**Set problem**. Copy out each line that mentions the word "Application".

**Record list**.
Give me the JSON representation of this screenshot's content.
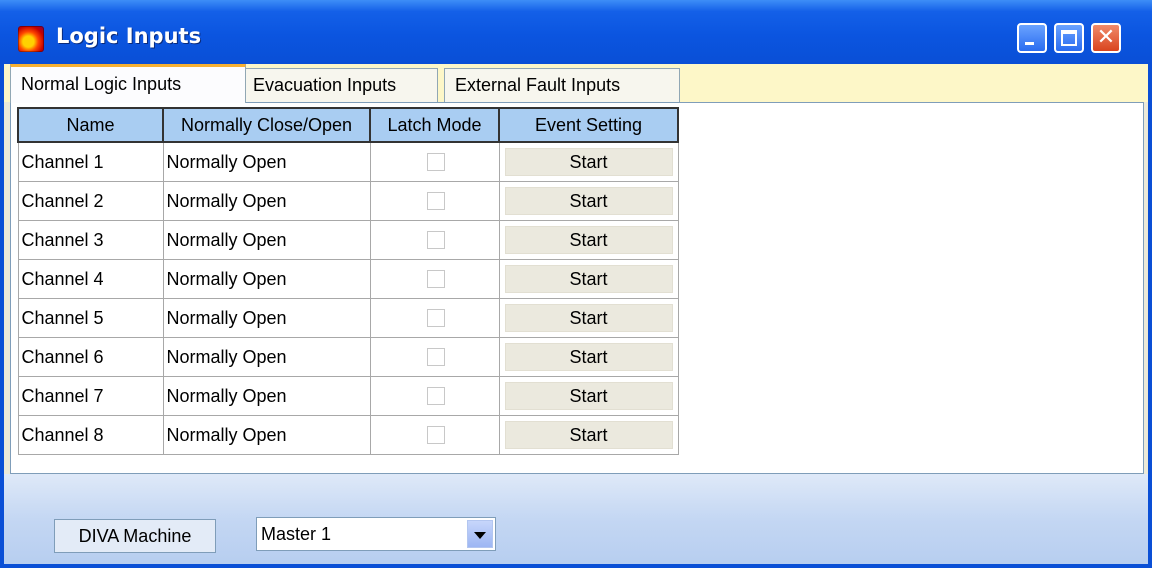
{
  "window": {
    "title": "Logic Inputs",
    "icon": "app-icon",
    "controls": [
      "minimize",
      "maximize",
      "close"
    ]
  },
  "tabs": [
    {
      "label": "Normal Logic Inputs",
      "active": true
    },
    {
      "label": "Evacuation Inputs",
      "active": false
    },
    {
      "label": "External Fault Inputs",
      "active": false
    }
  ],
  "table": {
    "headers": [
      "Name",
      "Normally Close/Open",
      "Latch Mode",
      "Event Setting"
    ],
    "rows": [
      {
        "name": "Channel 1",
        "mode": "Normally Open",
        "latch": false,
        "event": "Start"
      },
      {
        "name": "Channel 2",
        "mode": "Normally Open",
        "latch": false,
        "event": "Start"
      },
      {
        "name": "Channel 3",
        "mode": "Normally Open",
        "latch": false,
        "event": "Start"
      },
      {
        "name": "Channel 4",
        "mode": "Normally Open",
        "latch": false,
        "event": "Start"
      },
      {
        "name": "Channel 5",
        "mode": "Normally Open",
        "latch": false,
        "event": "Start"
      },
      {
        "name": "Channel 6",
        "mode": "Normally Open",
        "latch": false,
        "event": "Start"
      },
      {
        "name": "Channel 7",
        "mode": "Normally Open",
        "latch": false,
        "event": "Start"
      },
      {
        "name": "Channel 8",
        "mode": "Normally Open",
        "latch": false,
        "event": "Start"
      }
    ]
  },
  "footer": {
    "machine_label": "DIVA Machine",
    "machine_select": "Master 1"
  },
  "colors": {
    "title_bar": "#0a4fd6",
    "header_fill": "#a9cdf2",
    "active_tab_accent": "#f7b032",
    "tab_strip": "#fdf7c8"
  }
}
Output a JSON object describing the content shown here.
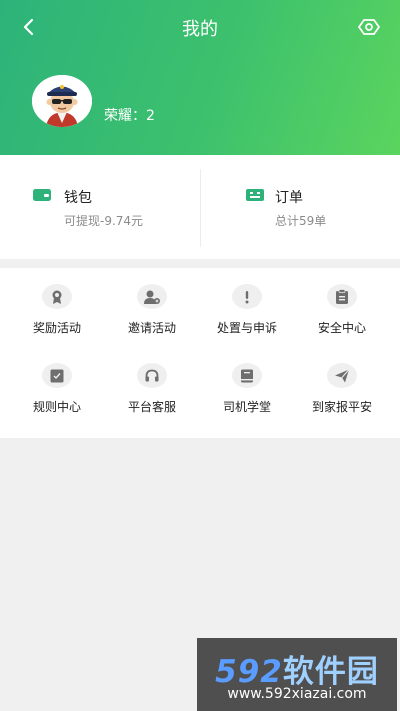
{
  "header": {
    "title": "我的",
    "user_name": "",
    "honor": "荣耀：2"
  },
  "stats": {
    "wallet": {
      "label": "钱包",
      "sub": "可提现-9.74元"
    },
    "orders": {
      "label": "订单",
      "sub": "总计59单"
    }
  },
  "grid": {
    "items": [
      {
        "label": "奖励活动",
        "icon": "medal-icon"
      },
      {
        "label": "邀请活动",
        "icon": "invite-user-icon"
      },
      {
        "label": "处置与申诉",
        "icon": "exclamation-icon"
      },
      {
        "label": "安全中心",
        "icon": "clipboard-icon"
      },
      {
        "label": "规则中心",
        "icon": "rules-icon"
      },
      {
        "label": "平台客服",
        "icon": "headset-icon"
      },
      {
        "label": "司机学堂",
        "icon": "book-icon"
      },
      {
        "label": "到家报平安",
        "icon": "paper-plane-icon"
      }
    ]
  },
  "watermark": {
    "logo_num": "592",
    "logo_text": "软件园",
    "url": "www.592xiazai.com"
  },
  "colors": {
    "header_start": "#2db37a",
    "header_end": "#5bd45e",
    "accent": "#2db37a",
    "icon_gray": "#6e6e6e"
  }
}
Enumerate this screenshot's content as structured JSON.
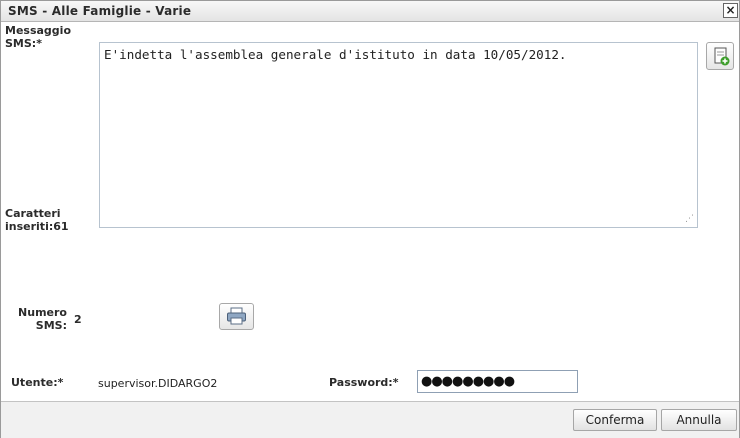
{
  "dialog": {
    "title": "SMS - Alle Famiglie - Varie",
    "close_label": "×"
  },
  "message": {
    "label_line1": "Messaggio",
    "label_line2": "SMS:*",
    "text": "E'indetta l'assemblea generale d'istituto in data 10/05/2012.",
    "chars_label_line1": "Caratteri",
    "chars_label_line2": "inseriti:61",
    "add_icon": "add-document-icon"
  },
  "sms_count": {
    "label_line1": "Numero",
    "label_line2": "SMS:",
    "value": "2",
    "print_icon": "printer-icon"
  },
  "credentials": {
    "user_label": "Utente:*",
    "user_value": "supervisor.DIDARGO2",
    "password_label": "Password:*",
    "password_value": "●●●●●●●●●"
  },
  "footer": {
    "confirm_label": "Conferma",
    "cancel_label": "Annulla"
  }
}
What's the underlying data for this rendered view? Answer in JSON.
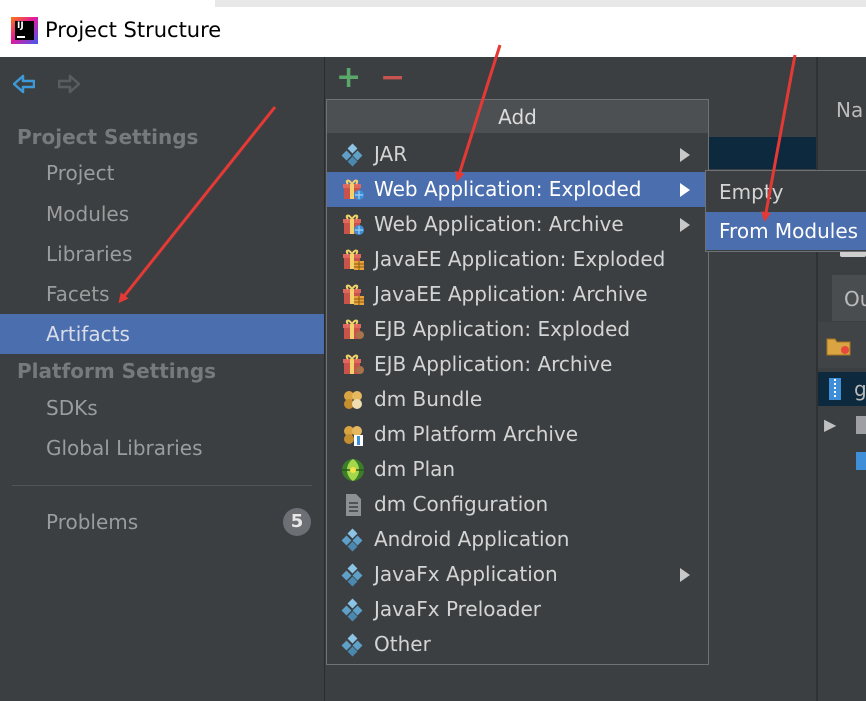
{
  "window": {
    "title": "Project Structure"
  },
  "sidebar": {
    "sections": [
      {
        "title": "Project Settings",
        "items": [
          "Project",
          "Modules",
          "Libraries",
          "Facets",
          "Artifacts"
        ]
      },
      {
        "title": "Platform Settings",
        "items": [
          "SDKs",
          "Global Libraries"
        ]
      }
    ],
    "problems": {
      "label": "Problems",
      "count": "5"
    }
  },
  "toolbar": {
    "add_symbol": "+",
    "remove_symbol": "−"
  },
  "add_menu": {
    "title": "Add",
    "items": [
      {
        "label": "JAR",
        "icon": "diamond-icon",
        "submenu": true
      },
      {
        "label": "Web Application: Exploded",
        "icon": "gift-web-icon",
        "submenu": true,
        "highlighted": true
      },
      {
        "label": "Web Application: Archive",
        "icon": "gift-web-icon",
        "submenu": true
      },
      {
        "label": "JavaEE Application: Exploded",
        "icon": "gift-ee-icon",
        "submenu": false
      },
      {
        "label": "JavaEE Application: Archive",
        "icon": "gift-ee-icon",
        "submenu": false
      },
      {
        "label": "EJB Application: Exploded",
        "icon": "gift-ejb-icon",
        "submenu": false
      },
      {
        "label": "EJB Application: Archive",
        "icon": "gift-ejb-icon",
        "submenu": false
      },
      {
        "label": "dm Bundle",
        "icon": "bundle-icon",
        "submenu": false
      },
      {
        "label": "dm Platform Archive",
        "icon": "platform-archive-icon",
        "submenu": false
      },
      {
        "label": "dm Plan",
        "icon": "plan-icon",
        "submenu": false
      },
      {
        "label": "dm Configuration",
        "icon": "document-icon",
        "submenu": false
      },
      {
        "label": "Android Application",
        "icon": "diamond-icon",
        "submenu": false
      },
      {
        "label": "JavaFx Application",
        "icon": "diamond-icon",
        "submenu": true
      },
      {
        "label": "JavaFx Preloader",
        "icon": "diamond-icon",
        "submenu": false
      },
      {
        "label": "Other",
        "icon": "diamond-icon",
        "submenu": false
      }
    ]
  },
  "sub_menu": {
    "items": [
      "Empty",
      "From Modules"
    ]
  },
  "right_panel": {
    "name_label": "Na",
    "tab_label": "Ou",
    "row_label": "g"
  },
  "colors": {
    "selection": "#4b6eaf",
    "background": "#3c3f41",
    "annotation": "#e53935"
  }
}
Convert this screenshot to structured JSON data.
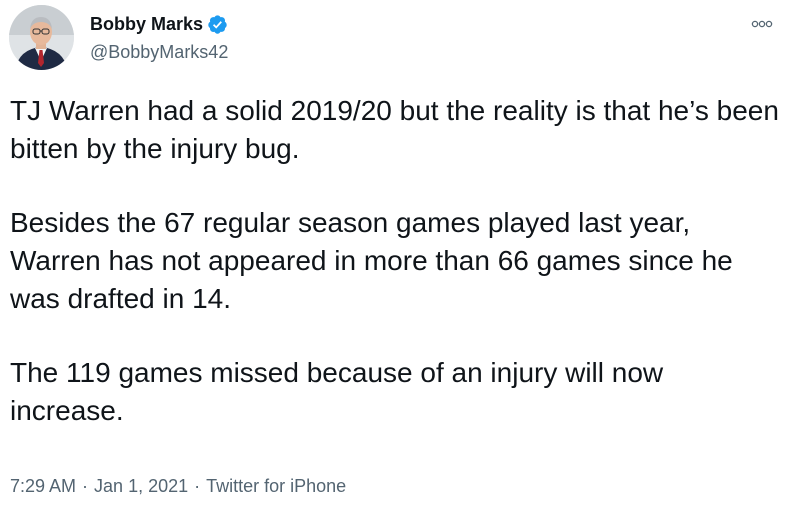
{
  "author": {
    "name": "Bobby Marks",
    "handle": "@BobbyMarks42",
    "verified": true,
    "avatar_icon": "profile-photo"
  },
  "tweet": {
    "paragraphs": [
      "TJ Warren had a solid 2019/20 but the reality is that he’s been bitten by the injury bug.",
      "Besides the 67 regular season games played last year, Warren has not appeared in more than 66 games since he was drafted in 14.",
      "The 119 games missed because of an injury will now increase."
    ]
  },
  "meta": {
    "time": "7:29 AM",
    "separator": "·",
    "date": "Jan 1, 2021",
    "source": "Twitter for iPhone"
  },
  "colors": {
    "verified_badge": "#1d9bf0",
    "secondary_text": "#536471",
    "primary_text": "#0f1419"
  },
  "icons": {
    "more": "more-options-icon",
    "verified": "verified-badge-icon"
  }
}
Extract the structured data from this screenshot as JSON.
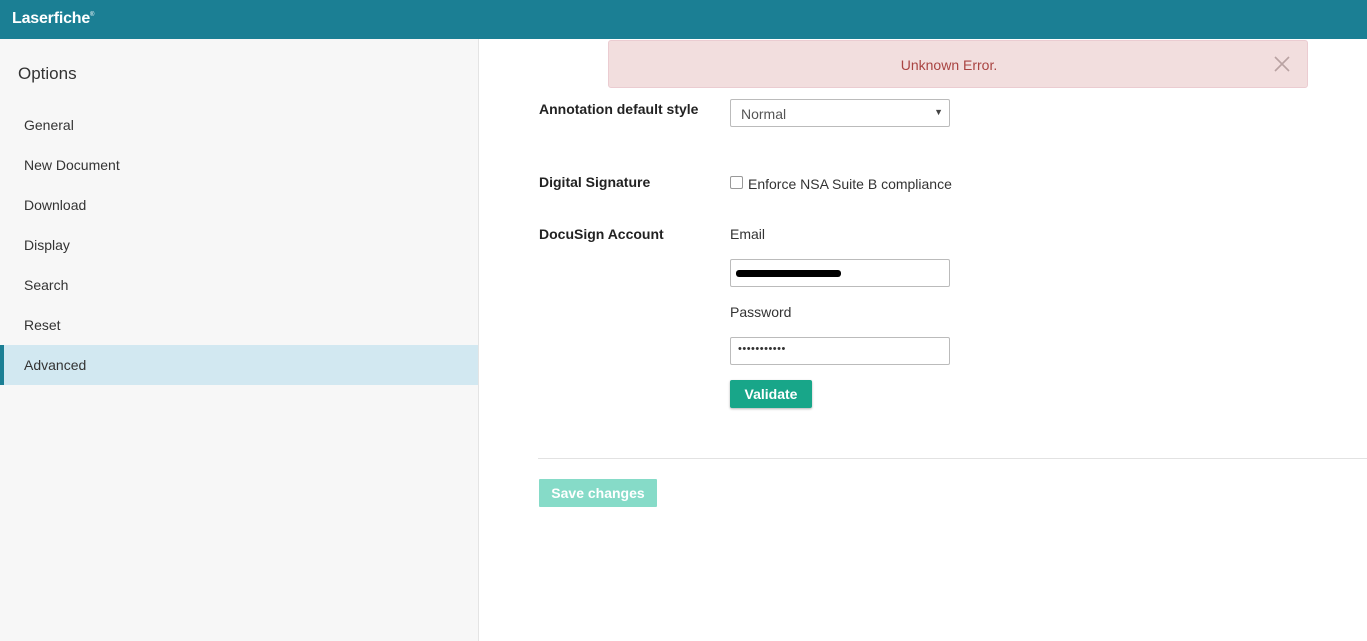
{
  "app": {
    "logo": "Laserfiche",
    "logo_mark": "®"
  },
  "sidebar": {
    "title": "Options",
    "items": [
      {
        "label": "General",
        "active": false
      },
      {
        "label": "New Document",
        "active": false
      },
      {
        "label": "Download",
        "active": false
      },
      {
        "label": "Display",
        "active": false
      },
      {
        "label": "Search",
        "active": false
      },
      {
        "label": "Reset",
        "active": false
      },
      {
        "label": "Advanced",
        "active": true
      }
    ]
  },
  "alert": {
    "message": "Unknown Error.",
    "close_icon": "close-icon"
  },
  "annotation": {
    "label": "Annotation default style",
    "selected": "Normal",
    "caret": "▼"
  },
  "digital_signature": {
    "label": "Digital Signature",
    "checkbox_label": "Enforce NSA Suite B compliance",
    "checked": false
  },
  "docusign": {
    "label": "DocuSign Account",
    "email_label": "Email",
    "password_label": "Password",
    "password_value": "•••••••••••",
    "validate_label": "Validate"
  },
  "save_label": "Save changes",
  "colors": {
    "header": "#1b7f94",
    "active_item": "#d2e8f1",
    "alert_bg": "#f2dede",
    "alert_text": "#a94442",
    "validate_button": "#18a689",
    "save_button_disabled": "#86dbc8"
  }
}
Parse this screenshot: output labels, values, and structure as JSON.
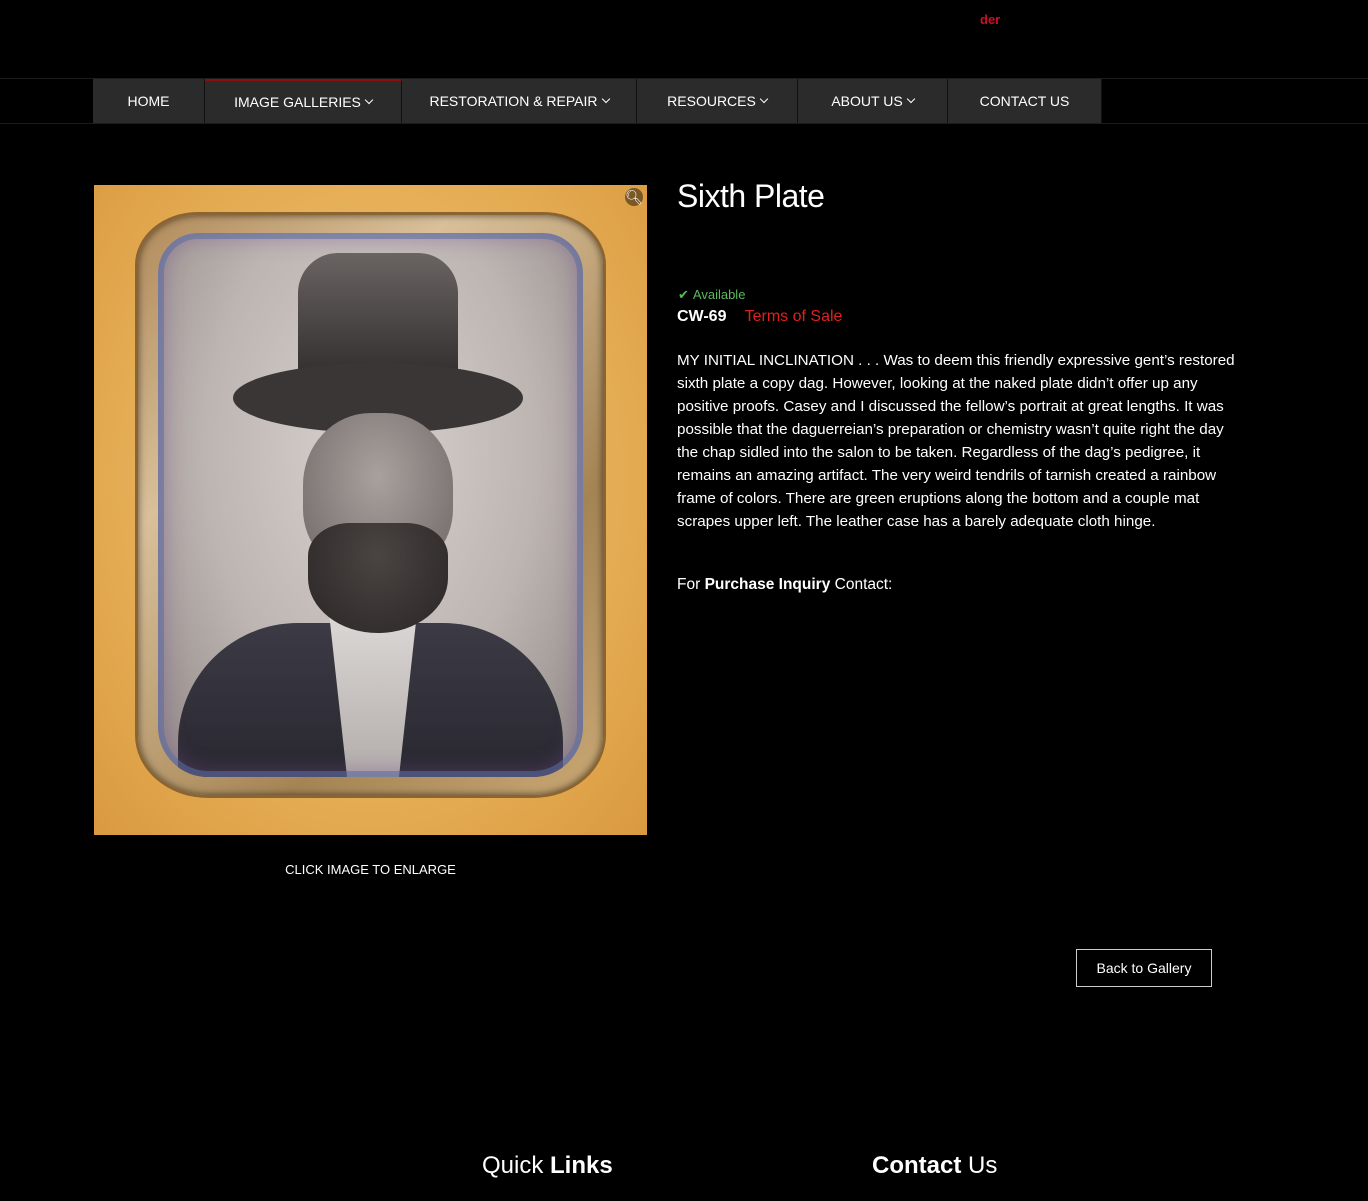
{
  "header": {
    "red_text": "der"
  },
  "nav": {
    "items": [
      {
        "label": "HOME",
        "has_dropdown": false
      },
      {
        "label": "IMAGE GALLERIES",
        "has_dropdown": true
      },
      {
        "label": "RESTORATION & REPAIR",
        "has_dropdown": true
      },
      {
        "label": "RESOURCES",
        "has_dropdown": true
      },
      {
        "label": "ABOUT US",
        "has_dropdown": true
      },
      {
        "label": "CONTACT US",
        "has_dropdown": false
      }
    ],
    "active_index": 1
  },
  "product": {
    "image_caption": "CLICK IMAGE TO ENLARGE",
    "zoom_icon": "magnifier-icon",
    "title": "Sixth Plate",
    "availability": "Available",
    "availability_color": "#5cb85c",
    "sku": "CW-69",
    "terms_label": "Terms of Sale",
    "terms_color": "#e0201c",
    "description": "MY INITIAL INCLINATION . . . Was to deem this friendly expressive gent’s restored sixth plate a copy dag. However, looking at the naked plate didn’t offer up any positive proofs. Casey and I discussed the fellow’s portrait at great lengths. It was possible that the daguerreian’s preparation or chemistry wasn’t quite right the day the chap sidled into the salon to be taken. Regardless of the dag’s pedigree, it remains an amazing artifact. The very weird tendrils of tarnish created a rainbow frame of colors. There are green eruptions along the bottom and a couple mat scrapes upper left. The leather case has a barely adequate cloth hinge.",
    "purchase_prefix": "For ",
    "purchase_bold": "Purchase Inquiry",
    "purchase_suffix": " Contact:",
    "back_button": "Back to Gallery"
  },
  "footer": {
    "quick_links_light": "Quick ",
    "quick_links_bold": "Links",
    "contact_bold": "Contact",
    "contact_light": " Us"
  }
}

**Solution**.
        "label": "Web Application: Exploded",
        "label": "Web Application: Archive",
        "label": "JavaEE Application: Exploded",
        "label": "JavaEE Application: Archive",
        "label": "EJB Application: Exploded",
        "label": "EJB Application: Archive",
        "label": "Android Application",
        "label": "JavaFx Application",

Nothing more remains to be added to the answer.